- EXERCISE REQUIREMENTS -
The lines to be extracted begin at the line containing "What's the underlying" and end at the last line of the data below; copy them exactly and leave out the pictures.

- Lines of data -
·····

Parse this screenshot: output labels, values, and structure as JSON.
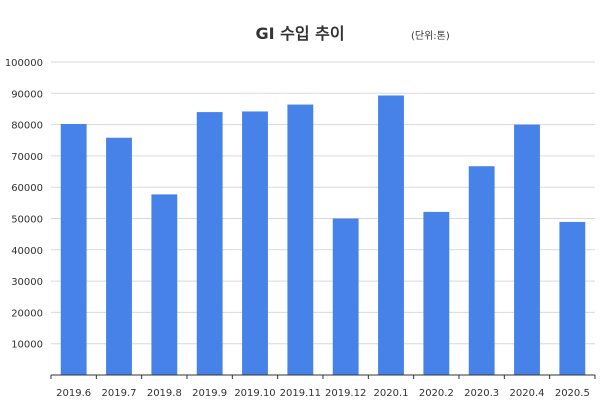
{
  "chart_data": {
    "type": "bar",
    "title": "GI 수입 추이",
    "subtitle": "(단위:톤)",
    "xlabel": "",
    "ylabel": "",
    "categories": [
      "2019.6",
      "2019.7",
      "2019.8",
      "2019.9",
      "2019.10",
      "2019.11",
      "2019.12",
      "2020.1",
      "2020.2",
      "2020.3",
      "2020.4",
      "2020.5"
    ],
    "values": [
      80200,
      75800,
      57700,
      84000,
      84200,
      86400,
      50000,
      89300,
      52100,
      66700,
      80000,
      48900
    ],
    "ylim": [
      0,
      100000
    ],
    "yticks": [
      10000,
      20000,
      30000,
      40000,
      50000,
      60000,
      70000,
      80000,
      90000,
      100000
    ],
    "ytick_labels": [
      "10000",
      "20000",
      "30000",
      "40000",
      "50000",
      "60000",
      "70000",
      "80000",
      "90000",
      "100000"
    ],
    "grid": true,
    "legend": "none",
    "colors": {
      "bar": "#4682e8",
      "grid": "#d9d9d9",
      "axis": "#333333",
      "text": "#333333"
    }
  }
}
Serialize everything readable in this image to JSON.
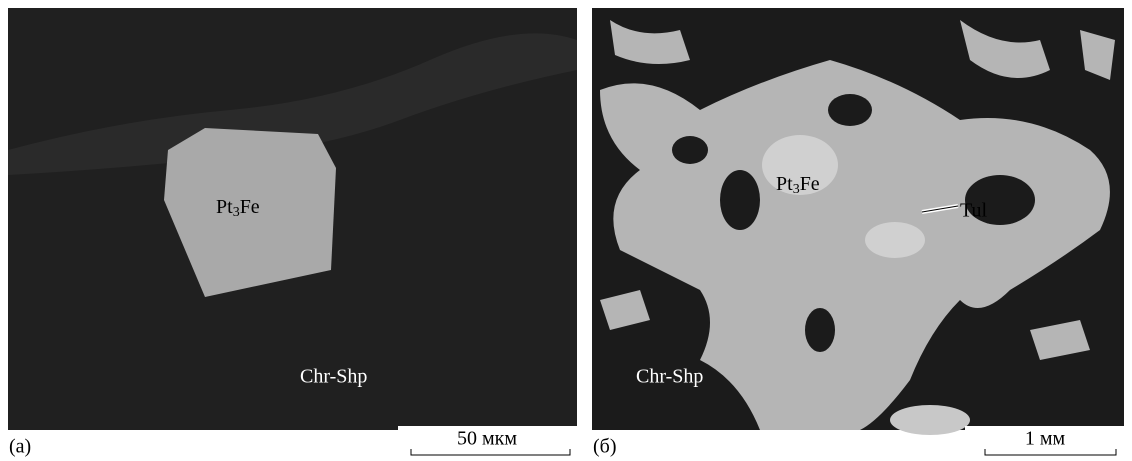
{
  "panels": [
    {
      "label": "(a)",
      "mineral": [
        "Pt",
        "3",
        "Fe"
      ],
      "matrix": "Chr-Shp",
      "scale": "50 мкм"
    },
    {
      "label": "(б)",
      "mineral": [
        "Pt",
        "3",
        "Fe"
      ],
      "matrix": "Chr-Shp",
      "pointer": "Tul",
      "scale": "1 мм"
    }
  ]
}
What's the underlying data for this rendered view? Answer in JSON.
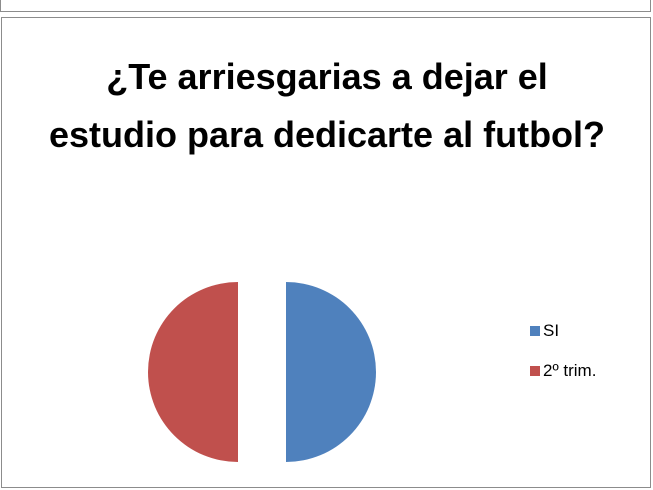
{
  "chart_data": {
    "type": "pie",
    "title": "¿Te arriesgarias a dejar el estudio para dedicarte al futbol?",
    "categories": [
      "SI",
      "2º trim."
    ],
    "values": [
      50,
      50
    ],
    "colors": [
      "#4f81bd",
      "#c0504d"
    ],
    "exploded": true,
    "legend_position": "right"
  }
}
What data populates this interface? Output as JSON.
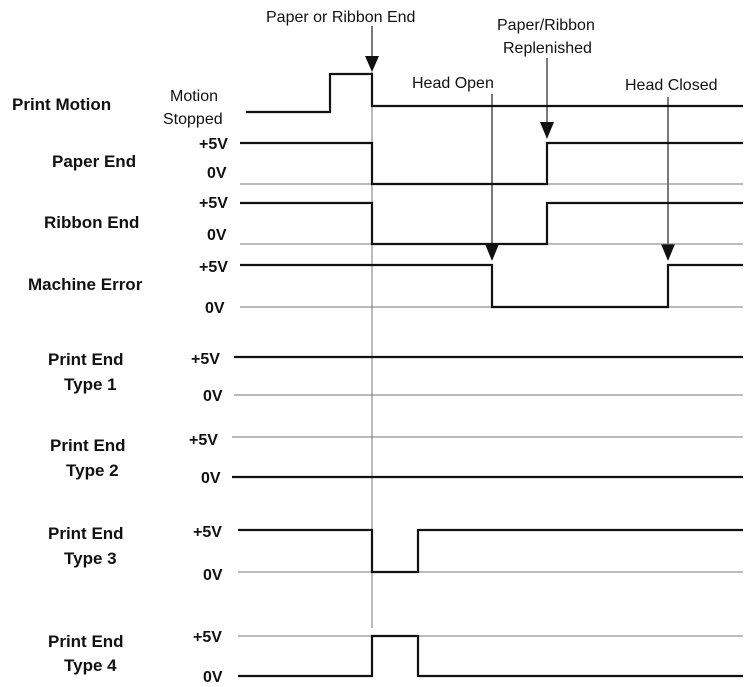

·····

- ANSWER IN FULL -
What's the underlying data for this rendered view? Answer in JSON.
{
  "chart_data": {
    "type": "pie",
    "title": "¿Te arriesgarias a dejar el estudio para dedicarte al futbol?",
    "categories": [
      "SI",
      "2º trim."
    ],
    "values": [
      50,
      50
    ],
    "colors": [
      "#4f81bd",
      "#c0504d"
    ],
    "exploded": true,
    "legend_position": "right"
  }
}
What data populates this interface? Output as JSON.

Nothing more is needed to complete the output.